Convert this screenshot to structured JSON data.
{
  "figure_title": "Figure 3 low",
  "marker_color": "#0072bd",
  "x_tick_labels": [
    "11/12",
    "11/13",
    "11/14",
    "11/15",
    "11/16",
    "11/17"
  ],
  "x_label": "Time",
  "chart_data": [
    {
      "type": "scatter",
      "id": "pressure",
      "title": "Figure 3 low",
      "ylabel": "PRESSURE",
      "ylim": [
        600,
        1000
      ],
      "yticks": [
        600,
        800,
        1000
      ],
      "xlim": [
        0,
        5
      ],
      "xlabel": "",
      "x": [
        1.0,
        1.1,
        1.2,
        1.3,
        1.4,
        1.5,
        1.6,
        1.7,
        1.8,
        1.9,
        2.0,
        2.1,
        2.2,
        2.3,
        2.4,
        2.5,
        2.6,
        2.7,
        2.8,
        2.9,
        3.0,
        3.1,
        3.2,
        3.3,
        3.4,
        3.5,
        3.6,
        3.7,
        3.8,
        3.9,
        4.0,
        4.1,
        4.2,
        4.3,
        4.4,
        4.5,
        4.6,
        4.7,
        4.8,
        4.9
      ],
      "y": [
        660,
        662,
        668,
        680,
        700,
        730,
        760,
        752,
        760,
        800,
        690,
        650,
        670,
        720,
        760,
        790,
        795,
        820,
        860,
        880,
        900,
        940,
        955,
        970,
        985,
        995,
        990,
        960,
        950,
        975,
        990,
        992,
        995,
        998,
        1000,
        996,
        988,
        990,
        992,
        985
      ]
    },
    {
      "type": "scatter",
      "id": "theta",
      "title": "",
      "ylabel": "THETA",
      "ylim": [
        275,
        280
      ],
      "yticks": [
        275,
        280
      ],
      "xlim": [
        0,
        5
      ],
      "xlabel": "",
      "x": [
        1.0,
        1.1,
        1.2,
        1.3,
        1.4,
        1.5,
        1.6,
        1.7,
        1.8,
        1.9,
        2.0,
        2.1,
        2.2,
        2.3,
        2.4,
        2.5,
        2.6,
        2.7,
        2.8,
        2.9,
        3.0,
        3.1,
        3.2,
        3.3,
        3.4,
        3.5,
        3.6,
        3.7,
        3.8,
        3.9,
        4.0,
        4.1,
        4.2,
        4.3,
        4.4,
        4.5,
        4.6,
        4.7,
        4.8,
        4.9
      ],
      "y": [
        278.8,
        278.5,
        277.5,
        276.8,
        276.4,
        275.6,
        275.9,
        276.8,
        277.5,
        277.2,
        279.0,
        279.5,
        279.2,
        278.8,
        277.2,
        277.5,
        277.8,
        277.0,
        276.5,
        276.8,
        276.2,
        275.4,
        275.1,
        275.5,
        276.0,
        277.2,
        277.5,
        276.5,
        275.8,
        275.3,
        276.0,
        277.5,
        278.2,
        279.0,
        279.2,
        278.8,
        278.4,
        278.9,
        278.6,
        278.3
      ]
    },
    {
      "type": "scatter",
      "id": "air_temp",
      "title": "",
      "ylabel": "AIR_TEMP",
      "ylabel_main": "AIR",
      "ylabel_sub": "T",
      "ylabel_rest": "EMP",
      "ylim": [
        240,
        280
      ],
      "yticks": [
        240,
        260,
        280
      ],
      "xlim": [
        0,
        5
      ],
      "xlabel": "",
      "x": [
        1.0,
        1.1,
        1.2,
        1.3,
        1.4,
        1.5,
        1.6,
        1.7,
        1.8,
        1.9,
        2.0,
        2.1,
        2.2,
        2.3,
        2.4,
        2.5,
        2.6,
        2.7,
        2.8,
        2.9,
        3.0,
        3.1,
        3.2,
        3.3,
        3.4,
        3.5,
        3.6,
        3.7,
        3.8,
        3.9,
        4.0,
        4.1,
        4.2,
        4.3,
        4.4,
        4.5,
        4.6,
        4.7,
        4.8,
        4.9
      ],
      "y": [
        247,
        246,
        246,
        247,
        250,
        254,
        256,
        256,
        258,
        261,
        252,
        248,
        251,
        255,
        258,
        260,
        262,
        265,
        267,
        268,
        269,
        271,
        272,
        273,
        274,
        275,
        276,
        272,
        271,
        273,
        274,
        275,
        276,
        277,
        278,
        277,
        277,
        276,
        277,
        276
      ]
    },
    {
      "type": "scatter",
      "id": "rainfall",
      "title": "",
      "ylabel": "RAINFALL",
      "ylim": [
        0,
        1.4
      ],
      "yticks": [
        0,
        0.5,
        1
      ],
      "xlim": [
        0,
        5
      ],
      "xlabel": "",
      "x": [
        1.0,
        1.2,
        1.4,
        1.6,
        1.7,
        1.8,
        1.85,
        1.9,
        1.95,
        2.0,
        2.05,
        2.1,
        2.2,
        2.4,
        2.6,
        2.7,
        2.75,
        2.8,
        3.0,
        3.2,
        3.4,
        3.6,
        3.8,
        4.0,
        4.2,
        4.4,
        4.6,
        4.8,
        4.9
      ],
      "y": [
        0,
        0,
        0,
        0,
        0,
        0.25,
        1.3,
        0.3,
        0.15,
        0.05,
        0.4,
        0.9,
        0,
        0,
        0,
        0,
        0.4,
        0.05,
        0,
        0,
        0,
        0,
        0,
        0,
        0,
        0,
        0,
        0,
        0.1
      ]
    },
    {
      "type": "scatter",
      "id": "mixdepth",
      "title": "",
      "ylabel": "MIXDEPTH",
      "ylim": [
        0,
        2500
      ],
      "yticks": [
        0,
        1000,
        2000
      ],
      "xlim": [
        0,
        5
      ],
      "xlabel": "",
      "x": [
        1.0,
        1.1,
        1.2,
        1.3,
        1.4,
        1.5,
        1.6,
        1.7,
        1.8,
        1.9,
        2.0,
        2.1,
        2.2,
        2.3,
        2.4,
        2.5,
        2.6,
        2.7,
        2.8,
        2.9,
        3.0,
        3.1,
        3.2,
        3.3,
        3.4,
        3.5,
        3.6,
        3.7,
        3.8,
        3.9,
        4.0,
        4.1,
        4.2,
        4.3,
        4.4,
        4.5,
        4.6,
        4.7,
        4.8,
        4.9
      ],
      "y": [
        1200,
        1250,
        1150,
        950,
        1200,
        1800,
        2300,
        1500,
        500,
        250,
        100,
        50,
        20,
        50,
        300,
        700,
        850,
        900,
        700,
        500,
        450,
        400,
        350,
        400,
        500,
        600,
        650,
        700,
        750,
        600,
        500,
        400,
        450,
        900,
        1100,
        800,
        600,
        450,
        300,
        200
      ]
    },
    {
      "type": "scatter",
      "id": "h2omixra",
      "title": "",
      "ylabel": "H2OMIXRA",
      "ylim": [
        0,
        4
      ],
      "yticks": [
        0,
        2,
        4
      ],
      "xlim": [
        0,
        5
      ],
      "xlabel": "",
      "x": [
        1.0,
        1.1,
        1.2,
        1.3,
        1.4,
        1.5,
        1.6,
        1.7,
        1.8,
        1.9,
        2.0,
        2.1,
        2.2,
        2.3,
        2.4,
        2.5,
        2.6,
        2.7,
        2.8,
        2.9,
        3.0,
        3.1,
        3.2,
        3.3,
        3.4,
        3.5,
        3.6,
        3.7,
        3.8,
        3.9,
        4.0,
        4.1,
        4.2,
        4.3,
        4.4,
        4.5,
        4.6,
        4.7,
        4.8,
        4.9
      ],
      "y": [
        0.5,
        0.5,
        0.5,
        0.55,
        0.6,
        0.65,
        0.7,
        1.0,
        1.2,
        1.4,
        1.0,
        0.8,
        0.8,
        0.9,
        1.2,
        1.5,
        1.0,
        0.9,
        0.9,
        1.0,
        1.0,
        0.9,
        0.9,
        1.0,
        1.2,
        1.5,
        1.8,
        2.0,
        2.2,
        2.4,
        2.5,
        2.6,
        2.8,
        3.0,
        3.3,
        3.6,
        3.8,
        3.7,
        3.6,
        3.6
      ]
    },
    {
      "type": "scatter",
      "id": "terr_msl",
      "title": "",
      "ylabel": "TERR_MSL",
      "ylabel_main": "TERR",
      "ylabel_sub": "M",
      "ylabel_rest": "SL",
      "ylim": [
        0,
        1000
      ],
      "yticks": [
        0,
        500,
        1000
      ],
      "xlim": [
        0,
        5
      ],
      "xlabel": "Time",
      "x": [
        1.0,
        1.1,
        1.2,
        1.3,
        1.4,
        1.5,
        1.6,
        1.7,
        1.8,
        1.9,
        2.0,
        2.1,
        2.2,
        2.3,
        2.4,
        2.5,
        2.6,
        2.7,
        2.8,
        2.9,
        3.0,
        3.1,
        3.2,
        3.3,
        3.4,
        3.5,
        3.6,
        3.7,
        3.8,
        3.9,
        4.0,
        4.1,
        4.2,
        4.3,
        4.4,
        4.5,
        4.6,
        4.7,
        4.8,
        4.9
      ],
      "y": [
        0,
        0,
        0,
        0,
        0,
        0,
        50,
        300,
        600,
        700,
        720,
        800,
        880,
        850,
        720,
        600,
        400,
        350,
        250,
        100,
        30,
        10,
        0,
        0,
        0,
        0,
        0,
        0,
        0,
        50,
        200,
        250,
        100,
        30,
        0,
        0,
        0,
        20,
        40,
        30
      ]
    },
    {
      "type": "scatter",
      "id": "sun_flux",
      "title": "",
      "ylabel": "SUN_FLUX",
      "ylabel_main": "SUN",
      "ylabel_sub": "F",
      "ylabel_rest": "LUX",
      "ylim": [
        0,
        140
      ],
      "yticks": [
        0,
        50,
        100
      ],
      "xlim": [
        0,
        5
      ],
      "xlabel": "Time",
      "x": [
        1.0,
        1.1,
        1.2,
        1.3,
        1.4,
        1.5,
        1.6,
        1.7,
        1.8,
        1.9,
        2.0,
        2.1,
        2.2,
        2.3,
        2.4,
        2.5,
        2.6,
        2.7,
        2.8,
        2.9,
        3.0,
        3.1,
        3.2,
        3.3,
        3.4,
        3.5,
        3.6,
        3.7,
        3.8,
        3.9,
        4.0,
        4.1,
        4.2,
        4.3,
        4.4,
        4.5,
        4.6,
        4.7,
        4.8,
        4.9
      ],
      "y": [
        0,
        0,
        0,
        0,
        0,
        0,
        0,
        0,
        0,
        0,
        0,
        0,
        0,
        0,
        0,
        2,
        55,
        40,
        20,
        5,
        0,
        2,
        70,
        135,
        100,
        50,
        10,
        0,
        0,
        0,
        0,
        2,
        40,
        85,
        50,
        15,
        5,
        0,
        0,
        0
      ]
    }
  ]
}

**Exercise goal**
Count the lines of the material that include the word "Figure", then state only the total.

**Result of this exercise**
2